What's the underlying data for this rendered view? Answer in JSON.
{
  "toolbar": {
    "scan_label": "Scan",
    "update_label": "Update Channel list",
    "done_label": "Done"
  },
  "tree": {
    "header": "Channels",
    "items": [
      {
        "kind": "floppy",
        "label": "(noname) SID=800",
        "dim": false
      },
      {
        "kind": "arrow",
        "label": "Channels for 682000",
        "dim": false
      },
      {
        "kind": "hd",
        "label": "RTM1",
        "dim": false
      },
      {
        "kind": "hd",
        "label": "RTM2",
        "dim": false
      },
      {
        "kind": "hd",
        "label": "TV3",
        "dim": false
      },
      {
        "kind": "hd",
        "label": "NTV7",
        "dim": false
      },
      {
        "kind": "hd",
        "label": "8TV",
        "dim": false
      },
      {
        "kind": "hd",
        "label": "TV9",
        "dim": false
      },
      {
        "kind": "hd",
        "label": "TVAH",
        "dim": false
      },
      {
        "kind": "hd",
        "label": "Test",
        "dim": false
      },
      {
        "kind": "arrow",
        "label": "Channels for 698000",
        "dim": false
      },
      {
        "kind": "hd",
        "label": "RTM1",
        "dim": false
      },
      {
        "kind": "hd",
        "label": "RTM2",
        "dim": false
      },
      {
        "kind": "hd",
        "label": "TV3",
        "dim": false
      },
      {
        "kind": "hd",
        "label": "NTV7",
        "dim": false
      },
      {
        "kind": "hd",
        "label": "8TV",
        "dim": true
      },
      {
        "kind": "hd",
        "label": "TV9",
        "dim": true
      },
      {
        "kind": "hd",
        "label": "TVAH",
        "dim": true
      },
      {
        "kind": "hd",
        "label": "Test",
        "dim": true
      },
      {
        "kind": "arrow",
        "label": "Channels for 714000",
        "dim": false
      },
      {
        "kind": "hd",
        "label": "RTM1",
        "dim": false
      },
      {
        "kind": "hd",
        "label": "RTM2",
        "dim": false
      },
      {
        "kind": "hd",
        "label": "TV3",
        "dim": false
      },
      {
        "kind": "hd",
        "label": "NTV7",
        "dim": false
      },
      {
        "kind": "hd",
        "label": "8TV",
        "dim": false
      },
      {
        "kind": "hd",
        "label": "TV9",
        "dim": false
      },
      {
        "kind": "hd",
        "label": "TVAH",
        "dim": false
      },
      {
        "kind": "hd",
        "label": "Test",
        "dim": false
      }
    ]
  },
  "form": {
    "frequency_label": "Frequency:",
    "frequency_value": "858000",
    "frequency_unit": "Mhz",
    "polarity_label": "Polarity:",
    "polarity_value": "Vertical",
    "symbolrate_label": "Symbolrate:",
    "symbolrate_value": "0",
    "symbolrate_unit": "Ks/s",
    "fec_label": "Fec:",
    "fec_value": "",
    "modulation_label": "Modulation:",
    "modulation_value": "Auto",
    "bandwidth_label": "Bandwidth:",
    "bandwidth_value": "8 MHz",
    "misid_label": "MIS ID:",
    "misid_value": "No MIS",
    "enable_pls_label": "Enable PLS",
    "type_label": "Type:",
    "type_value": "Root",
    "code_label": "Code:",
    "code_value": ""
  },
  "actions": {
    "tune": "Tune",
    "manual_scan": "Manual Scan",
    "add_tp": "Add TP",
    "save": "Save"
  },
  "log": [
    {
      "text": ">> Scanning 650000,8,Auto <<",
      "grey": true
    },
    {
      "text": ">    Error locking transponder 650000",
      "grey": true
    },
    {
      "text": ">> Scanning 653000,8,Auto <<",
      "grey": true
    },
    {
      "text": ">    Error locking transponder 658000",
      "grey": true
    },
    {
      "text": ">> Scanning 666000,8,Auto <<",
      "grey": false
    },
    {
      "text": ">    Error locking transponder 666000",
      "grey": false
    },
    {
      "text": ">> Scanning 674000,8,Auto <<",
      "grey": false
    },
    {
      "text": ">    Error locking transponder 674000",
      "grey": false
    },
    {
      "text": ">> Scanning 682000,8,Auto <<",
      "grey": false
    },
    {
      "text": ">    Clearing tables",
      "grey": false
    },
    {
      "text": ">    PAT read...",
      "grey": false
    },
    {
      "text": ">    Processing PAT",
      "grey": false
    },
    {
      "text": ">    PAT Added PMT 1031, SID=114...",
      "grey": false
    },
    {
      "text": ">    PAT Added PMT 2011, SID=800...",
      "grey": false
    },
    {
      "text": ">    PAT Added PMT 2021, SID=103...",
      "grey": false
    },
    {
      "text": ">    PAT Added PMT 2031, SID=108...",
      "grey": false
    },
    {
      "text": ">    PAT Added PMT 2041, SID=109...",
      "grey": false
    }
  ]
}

---------------

Given problem: Where a line in the material contains "transponder", copy that line.

Answer to this problem:
      "text": ">    Error locking transponder 650000",
      "text": ">    Error locking transponder 658000",
      "text": ">    Error locking transponder 666000",
      "text": ">    Error locking transponder 674000",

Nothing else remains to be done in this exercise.